* start RECORDED INFORMATION *

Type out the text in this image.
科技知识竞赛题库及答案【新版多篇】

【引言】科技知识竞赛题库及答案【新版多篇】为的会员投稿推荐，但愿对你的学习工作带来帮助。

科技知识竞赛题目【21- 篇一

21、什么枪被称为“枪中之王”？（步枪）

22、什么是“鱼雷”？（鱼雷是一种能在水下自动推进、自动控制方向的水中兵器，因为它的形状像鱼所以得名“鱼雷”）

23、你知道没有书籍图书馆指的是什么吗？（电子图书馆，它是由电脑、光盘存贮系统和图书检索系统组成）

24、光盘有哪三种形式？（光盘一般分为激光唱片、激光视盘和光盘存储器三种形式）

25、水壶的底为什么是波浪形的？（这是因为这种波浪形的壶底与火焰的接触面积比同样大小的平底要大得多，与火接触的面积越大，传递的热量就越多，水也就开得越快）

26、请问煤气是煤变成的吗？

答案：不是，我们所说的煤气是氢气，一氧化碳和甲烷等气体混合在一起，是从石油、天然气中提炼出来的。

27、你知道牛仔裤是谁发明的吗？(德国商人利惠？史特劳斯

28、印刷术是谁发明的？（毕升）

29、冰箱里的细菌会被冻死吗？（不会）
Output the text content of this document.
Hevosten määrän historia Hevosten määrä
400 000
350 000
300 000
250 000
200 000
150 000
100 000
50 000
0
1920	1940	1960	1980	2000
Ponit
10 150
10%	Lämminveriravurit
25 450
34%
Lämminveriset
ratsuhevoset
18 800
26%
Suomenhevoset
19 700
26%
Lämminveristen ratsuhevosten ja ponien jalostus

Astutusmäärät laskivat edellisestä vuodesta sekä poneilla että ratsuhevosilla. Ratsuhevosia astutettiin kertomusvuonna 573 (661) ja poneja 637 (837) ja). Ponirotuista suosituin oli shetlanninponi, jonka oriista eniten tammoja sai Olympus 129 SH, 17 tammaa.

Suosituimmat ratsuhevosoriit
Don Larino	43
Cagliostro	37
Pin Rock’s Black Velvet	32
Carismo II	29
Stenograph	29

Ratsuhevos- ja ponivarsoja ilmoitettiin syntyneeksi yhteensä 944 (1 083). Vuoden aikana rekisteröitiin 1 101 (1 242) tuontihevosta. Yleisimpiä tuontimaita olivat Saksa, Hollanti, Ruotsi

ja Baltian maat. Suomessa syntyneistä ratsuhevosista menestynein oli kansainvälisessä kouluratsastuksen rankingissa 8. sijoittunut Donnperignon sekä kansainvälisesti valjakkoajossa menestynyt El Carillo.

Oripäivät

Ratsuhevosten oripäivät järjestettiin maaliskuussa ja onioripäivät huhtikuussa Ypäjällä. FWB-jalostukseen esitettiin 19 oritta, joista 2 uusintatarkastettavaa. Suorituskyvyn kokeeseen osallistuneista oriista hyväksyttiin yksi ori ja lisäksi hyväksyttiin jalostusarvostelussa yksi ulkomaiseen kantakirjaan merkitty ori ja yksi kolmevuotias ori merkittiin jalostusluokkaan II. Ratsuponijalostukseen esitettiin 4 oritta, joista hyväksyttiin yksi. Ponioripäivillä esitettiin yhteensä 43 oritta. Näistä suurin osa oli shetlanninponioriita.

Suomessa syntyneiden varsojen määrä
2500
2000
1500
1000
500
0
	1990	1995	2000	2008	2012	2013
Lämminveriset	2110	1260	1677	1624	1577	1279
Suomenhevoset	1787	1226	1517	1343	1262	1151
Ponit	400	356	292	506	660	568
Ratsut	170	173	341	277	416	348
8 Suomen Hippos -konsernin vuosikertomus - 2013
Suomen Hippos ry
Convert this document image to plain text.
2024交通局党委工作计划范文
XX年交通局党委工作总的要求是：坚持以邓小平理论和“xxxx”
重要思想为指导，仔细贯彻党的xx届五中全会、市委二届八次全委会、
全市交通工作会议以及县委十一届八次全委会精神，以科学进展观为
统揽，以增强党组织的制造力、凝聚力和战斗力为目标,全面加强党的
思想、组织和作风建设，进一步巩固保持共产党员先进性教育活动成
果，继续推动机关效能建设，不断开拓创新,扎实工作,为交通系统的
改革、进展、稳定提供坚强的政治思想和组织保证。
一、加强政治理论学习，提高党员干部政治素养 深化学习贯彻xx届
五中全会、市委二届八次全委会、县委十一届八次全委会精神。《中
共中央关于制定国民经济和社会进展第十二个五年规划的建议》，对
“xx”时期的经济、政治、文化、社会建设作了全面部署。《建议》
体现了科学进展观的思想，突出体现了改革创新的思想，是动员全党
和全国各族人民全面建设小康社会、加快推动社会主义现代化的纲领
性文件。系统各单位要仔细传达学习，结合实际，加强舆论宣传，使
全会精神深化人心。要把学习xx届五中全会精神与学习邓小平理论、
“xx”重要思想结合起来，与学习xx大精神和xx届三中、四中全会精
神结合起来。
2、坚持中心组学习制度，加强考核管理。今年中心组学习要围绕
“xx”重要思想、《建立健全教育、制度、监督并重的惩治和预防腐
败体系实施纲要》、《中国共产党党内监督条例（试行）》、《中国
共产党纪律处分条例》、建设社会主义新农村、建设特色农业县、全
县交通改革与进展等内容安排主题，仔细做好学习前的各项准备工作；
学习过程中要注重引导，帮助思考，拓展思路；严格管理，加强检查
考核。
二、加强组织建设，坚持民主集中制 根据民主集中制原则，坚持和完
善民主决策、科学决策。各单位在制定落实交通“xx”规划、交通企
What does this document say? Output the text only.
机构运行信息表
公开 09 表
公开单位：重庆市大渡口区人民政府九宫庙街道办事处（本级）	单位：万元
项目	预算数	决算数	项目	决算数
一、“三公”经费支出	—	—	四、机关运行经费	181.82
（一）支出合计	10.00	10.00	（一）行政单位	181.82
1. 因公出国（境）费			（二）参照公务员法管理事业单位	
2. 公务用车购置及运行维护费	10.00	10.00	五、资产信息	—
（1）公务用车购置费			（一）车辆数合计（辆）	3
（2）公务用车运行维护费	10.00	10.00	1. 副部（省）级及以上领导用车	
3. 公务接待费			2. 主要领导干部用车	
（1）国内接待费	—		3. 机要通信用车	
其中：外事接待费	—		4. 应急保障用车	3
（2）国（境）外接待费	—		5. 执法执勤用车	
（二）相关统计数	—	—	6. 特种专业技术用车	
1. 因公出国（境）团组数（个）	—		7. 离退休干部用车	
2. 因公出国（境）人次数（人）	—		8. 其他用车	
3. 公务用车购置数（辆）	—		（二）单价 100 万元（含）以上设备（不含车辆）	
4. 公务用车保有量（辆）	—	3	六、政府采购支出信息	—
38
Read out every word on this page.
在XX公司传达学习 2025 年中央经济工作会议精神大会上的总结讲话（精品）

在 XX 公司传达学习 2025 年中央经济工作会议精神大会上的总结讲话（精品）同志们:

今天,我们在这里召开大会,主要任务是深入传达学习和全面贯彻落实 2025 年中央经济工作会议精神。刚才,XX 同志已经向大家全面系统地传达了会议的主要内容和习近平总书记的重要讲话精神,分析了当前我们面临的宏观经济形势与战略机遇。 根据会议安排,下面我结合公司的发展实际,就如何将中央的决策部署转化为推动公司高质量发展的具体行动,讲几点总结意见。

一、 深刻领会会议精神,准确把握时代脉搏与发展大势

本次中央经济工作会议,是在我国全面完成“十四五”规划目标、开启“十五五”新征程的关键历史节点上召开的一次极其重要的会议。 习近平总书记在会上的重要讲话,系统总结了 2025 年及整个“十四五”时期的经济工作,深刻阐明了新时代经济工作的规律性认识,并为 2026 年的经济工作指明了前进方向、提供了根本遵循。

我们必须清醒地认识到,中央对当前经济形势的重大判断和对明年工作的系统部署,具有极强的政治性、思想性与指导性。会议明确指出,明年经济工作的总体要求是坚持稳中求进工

* end RECORDED INFORMATION *

EXERCISE AIM: From the records above, extract everything verbatim.

REPLY TO THE TASK:
Type out the text in this image.
科技知识竞赛题库及答案【新版多篇】

【引言】科技知识竞赛题库及答案【新版多篇】为的会员投稿推荐，但愿对你的学习工作带来帮助。

科技知识竞赛题目【21- 篇一

21、什么枪被称为“枪中之王”？（步枪）

22、什么是“鱼雷”？（鱼雷是一种能在水下自动推进、自动控制方向的水中兵器，因为它的形状像鱼所以得名“鱼雷”）

23、你知道没有书籍图书馆指的是什么吗？（电子图书馆，它是由电脑、光盘存贮系统和图书检索系统组成）

24、光盘有哪三种形式？（光盘一般分为激光唱片、激光视盘和光盘存储器三种形式）

25、水壶的底为什么是波浪形的？（这是因为这种波浪形的壶底与火焰的接触面积比同样大小的平底要大得多，与火接触的面积越大，传递的热量就越多，水也就开得越快）

26、请问煤气是煤变成的吗？

答案：不是，我们所说的煤气是氢气，一氧化碳和甲烷等气体混合在一起，是从石油、天然气中提炼出来的。

27、你知道牛仔裤是谁发明的吗？(德国商人利惠？史特劳斯

28、印刷术是谁发明的？（毕升）

29、冰箱里的细菌会被冻死吗？（不会）
Output the text content of this document.
Hevosten määrän historia Hevosten määrä
400 000
350 000
300 000
250 000
200 000
150 000
100 000
50 000
0
1920	1940	1960	1980	2000
Ponit
10 150
10%	Lämminveriravurit
25 450
34%
Lämminveriset
ratsuhevoset
18 800
26%
Suomenhevoset
19 700
26%
Lämminveristen ratsuhevosten ja ponien jalostus

Astutusmäärät laskivat edellisestä vuodesta sekä poneilla että ratsuhevosilla. Ratsuhevosia astutettiin kertomusvuonna 573 (661) ja poneja 637 (837) ja). Ponirotuista suosituin oli shetlanninponi, jonka oriista eniten tammoja sai Olympus 129 SH, 17 tammaa.

Suosituimmat ratsuhevosoriit
Don Larino	43
Cagliostro	37
Pin Rock’s Black Velvet	32
Carismo II	29
Stenograph	29

Ratsuhevos- ja ponivarsoja ilmoitettiin syntyneeksi yhteensä 944 (1 083). Vuoden aikana rekisteröitiin 1 101 (1 242) tuontihevosta. Yleisimpiä tuontimaita olivat Saksa, Hollanti, Ruotsi

ja Baltian maat. Suomessa syntyneistä ratsuhevosista menestynein oli kansainvälisessä kouluratsastuksen rankingissa 8. sijoittunut Donnperignon sekä kansainvälisesti valjakkoajossa menestynyt El Carillo.

Oripäivät

Ratsuhevosten oripäivät järjestettiin maaliskuussa ja onioripäivät huhtikuussa Ypäjällä. FWB-jalostukseen esitettiin 19 oritta, joista 2 uusintatarkastettavaa. Suorituskyvyn kokeeseen osallistuneista oriista hyväksyttiin yksi ori ja lisäksi hyväksyttiin jalostusarvostelussa yksi ulkomaiseen kantakirjaan merkitty ori ja yksi kolmevuotias ori merkittiin jalostusluokkaan II. Ratsuponijalostukseen esitettiin 4 oritta, joista hyväksyttiin yksi. Ponioripäivillä esitettiin yhteensä 43 oritta. Näistä suurin osa oli shetlanninponioriita.

Suomessa syntyneiden varsojen määrä
2500
2000
1500
1000
500
0
	1990	1995	2000	2008	2012	2013
Lämminveriset	2110	1260	1677	1624	1577	1279
Suomenhevoset	1787	1226	1517	1343	1262	1151
Ponit	400	356	292	506	660	568
Ratsut	170	173	341	277	416	348
8 Suomen Hippos -konsernin vuosikertomus - 2013
Suomen Hippos ry
Convert this document image to plain text.
2024交通局党委工作计划范文
XX年交通局党委工作总的要求是：坚持以邓小平理论和“xxxx”
重要思想为指导，仔细贯彻党的xx届五中全会、市委二届八次全委会、
全市交通工作会议以及县委十一届八次全委会精神，以科学进展观为
统揽，以增强党组织的制造力、凝聚力和战斗力为目标,全面加强党的
思想、组织和作风建设，进一步巩固保持共产党员先进性教育活动成
果，继续推动机关效能建设，不断开拓创新,扎实工作,为交通系统的
改革、进展、稳定提供坚强的政治思想和组织保证。
一、加强政治理论学习，提高党员干部政治素养 深化学习贯彻xx届
五中全会、市委二届八次全委会、县委十一届八次全委会精神。《中
共中央关于制定国民经济和社会进展第十二个五年规划的建议》，对
“xx”时期的经济、政治、文化、社会建设作了全面部署。《建议》
体现了科学进展观的思想，突出体现了改革创新的思想，是动员全党
和全国各族人民全面建设小康社会、加快推动社会主义现代化的纲领
性文件。系统各单位要仔细传达学习，结合实际，加强舆论宣传，使
全会精神深化人心。要把学习xx届五中全会精神与学习邓小平理论、
“xx”重要思想结合起来，与学习xx大精神和xx届三中、四中全会精
神结合起来。
2、坚持中心组学习制度，加强考核管理。今年中心组学习要围绕
“xx”重要思想、《建立健全教育、制度、监督并重的惩治和预防腐
败体系实施纲要》、《中国共产党党内监督条例（试行）》、《中国
共产党纪律处分条例》、建设社会主义新农村、建设特色农业县、全
县交通改革与进展等内容安排主题，仔细做好学习前的各项准备工作；
学习过程中要注重引导，帮助思考，拓展思路；严格管理，加强检查
考核。
二、加强组织建设，坚持民主集中制 根据民主集中制原则，坚持和完
善民主决策、科学决策。各单位在制定落实交通“xx”规划、交通企
What does this document say? Output the text only.
机构运行信息表
公开 09 表
公开单位：重庆市大渡口区人民政府九宫庙街道办事处（本级）	单位：万元
项目	预算数	决算数	项目	决算数
一、“三公”经费支出	—	—	四、机关运行经费	181.82
（一）支出合计	10.00	10.00	（一）行政单位	181.82
1. 因公出国（境）费			（二）参照公务员法管理事业单位	
2. 公务用车购置及运行维护费	10.00	10.00	五、资产信息	—
（1）公务用车购置费			（一）车辆数合计（辆）	3
（2）公务用车运行维护费	10.00	10.00	1. 副部（省）级及以上领导用车	
3. 公务接待费			2. 主要领导干部用车	
（1）国内接待费	—		3. 机要通信用车	
其中：外事接待费	—		4. 应急保障用车	3
（2）国（境）外接待费	—		5. 执法执勤用车	
（二）相关统计数	—	—	6. 特种专业技术用车	
1. 因公出国（境）团组数（个）	—		7. 离退休干部用车	
2. 因公出国（境）人次数（人）	—		8. 其他用车	
3. 公务用车购置数（辆）	—		（二）单价 100 万元（含）以上设备（不含车辆）	
4. 公务用车保有量（辆）	—	3	六、政府采购支出信息	—
38
Read out every word on this page.
在XX公司传达学习 2025 年中央经济工作会议精神大会上的总结讲话（精品）

在 XX 公司传达学习 2025 年中央经济工作会议精神大会上的总结讲话（精品）同志们:

今天,我们在这里召开大会,主要任务是深入传达学习和全面贯彻落实 2025 年中央经济工作会议精神。刚才,XX 同志已经向大家全面系统地传达了会议的主要内容和习近平总书记的重要讲话精神,分析了当前我们面临的宏观经济形势与战略机遇。 根据会议安排,下面我结合公司的发展实际,就如何将中央的决策部署转化为推动公司高质量发展的具体行动,讲几点总结意见。

一、 深刻领会会议精神,准确把握时代脉搏与发展大势

本次中央经济工作会议,是在我国全面完成“十四五”规划目标、开启“十五五”新征程的关键历史节点上召开的一次极其重要的会议。 习近平总书记在会上的重要讲话,系统总结了 2025 年及整个“十四五”时期的经济工作,深刻阐明了新时代经济工作的规律性认识,并为 2026 年的经济工作指明了前进方向、提供了根本遵循。

我们必须清醒地认识到,中央对当前经济形势的重大判断和对明年工作的系统部署,具有极强的政治性、思想性与指导性。会议明确指出,明年经济工作的总体要求是坚持稳中求进工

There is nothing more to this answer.